### GIVEN INSTRUCTION
Look through the data below and work out how many lines contain the string "intercept". Give the number alone.

• • •

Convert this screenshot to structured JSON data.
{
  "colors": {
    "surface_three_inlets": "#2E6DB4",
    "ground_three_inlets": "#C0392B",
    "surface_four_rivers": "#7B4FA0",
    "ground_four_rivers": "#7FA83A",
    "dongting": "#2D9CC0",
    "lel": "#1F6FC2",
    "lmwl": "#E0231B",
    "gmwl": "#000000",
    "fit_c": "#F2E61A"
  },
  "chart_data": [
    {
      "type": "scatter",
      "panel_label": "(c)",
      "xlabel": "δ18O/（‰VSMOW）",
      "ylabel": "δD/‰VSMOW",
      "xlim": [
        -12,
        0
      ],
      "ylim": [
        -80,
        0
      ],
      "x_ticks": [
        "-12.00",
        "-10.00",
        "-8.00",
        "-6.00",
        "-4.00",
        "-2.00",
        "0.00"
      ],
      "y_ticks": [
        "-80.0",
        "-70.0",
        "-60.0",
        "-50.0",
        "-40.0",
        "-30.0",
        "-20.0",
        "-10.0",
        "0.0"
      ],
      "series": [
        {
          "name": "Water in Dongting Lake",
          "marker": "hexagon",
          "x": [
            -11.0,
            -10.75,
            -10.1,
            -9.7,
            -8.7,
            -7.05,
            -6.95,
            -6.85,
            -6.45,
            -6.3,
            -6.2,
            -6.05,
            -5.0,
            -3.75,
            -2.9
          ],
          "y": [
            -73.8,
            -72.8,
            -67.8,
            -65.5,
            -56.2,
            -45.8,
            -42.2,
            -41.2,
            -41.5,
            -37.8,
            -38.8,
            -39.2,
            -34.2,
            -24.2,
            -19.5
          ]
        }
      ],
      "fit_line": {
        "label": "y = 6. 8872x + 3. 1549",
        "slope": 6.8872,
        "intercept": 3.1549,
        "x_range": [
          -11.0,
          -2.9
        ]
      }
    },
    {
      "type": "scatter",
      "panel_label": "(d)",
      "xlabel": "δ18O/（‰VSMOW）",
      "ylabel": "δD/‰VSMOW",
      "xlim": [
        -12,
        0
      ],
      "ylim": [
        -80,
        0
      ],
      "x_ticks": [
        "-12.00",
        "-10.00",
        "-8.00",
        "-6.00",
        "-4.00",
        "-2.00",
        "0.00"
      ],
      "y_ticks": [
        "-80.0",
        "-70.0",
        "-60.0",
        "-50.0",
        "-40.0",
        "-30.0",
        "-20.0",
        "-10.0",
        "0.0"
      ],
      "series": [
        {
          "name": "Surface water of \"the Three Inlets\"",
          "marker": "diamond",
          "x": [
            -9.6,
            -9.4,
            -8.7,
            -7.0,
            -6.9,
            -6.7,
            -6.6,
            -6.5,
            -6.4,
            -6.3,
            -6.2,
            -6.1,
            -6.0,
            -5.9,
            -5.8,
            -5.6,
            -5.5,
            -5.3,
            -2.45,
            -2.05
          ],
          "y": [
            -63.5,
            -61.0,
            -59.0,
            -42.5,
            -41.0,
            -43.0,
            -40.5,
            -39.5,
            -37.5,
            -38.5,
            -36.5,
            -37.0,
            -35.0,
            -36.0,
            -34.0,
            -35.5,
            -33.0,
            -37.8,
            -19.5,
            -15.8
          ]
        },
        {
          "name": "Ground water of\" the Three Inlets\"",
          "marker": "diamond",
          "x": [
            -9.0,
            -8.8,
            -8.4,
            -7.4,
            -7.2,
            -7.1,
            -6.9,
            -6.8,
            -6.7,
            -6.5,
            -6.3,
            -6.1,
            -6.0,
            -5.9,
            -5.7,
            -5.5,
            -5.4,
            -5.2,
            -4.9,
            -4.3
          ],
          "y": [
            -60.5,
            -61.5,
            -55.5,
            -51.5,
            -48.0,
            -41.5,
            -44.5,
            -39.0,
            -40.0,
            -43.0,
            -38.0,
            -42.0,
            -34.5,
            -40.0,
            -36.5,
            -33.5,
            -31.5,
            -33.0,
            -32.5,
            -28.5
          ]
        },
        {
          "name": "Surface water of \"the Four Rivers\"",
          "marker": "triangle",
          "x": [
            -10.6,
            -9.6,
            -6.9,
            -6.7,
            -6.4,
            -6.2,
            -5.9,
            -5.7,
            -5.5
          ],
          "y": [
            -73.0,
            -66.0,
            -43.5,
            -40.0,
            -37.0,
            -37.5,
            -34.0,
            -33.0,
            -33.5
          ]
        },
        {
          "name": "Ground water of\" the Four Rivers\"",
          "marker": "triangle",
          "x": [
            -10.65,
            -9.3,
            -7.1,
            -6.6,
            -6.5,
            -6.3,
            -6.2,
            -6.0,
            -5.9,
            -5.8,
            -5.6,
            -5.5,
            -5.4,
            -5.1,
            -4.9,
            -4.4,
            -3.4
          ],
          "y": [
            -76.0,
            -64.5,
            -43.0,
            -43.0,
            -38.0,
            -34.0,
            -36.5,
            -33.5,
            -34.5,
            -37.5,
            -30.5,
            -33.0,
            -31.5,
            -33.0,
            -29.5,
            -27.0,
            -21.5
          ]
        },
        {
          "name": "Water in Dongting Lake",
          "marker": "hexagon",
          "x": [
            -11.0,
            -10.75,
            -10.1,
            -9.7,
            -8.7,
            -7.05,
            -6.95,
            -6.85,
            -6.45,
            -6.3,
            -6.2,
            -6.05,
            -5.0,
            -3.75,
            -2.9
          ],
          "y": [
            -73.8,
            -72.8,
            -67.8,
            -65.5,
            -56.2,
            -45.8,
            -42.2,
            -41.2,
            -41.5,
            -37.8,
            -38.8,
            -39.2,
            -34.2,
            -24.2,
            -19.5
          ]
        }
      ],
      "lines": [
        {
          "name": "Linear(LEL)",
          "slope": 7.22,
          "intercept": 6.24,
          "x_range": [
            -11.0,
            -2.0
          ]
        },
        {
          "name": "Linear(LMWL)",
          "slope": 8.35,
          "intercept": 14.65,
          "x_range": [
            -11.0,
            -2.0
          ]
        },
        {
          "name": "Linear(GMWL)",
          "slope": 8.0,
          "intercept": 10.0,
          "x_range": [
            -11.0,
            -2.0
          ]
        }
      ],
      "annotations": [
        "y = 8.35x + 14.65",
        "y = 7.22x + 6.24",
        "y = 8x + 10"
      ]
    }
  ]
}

• • •

### THE RESULT
4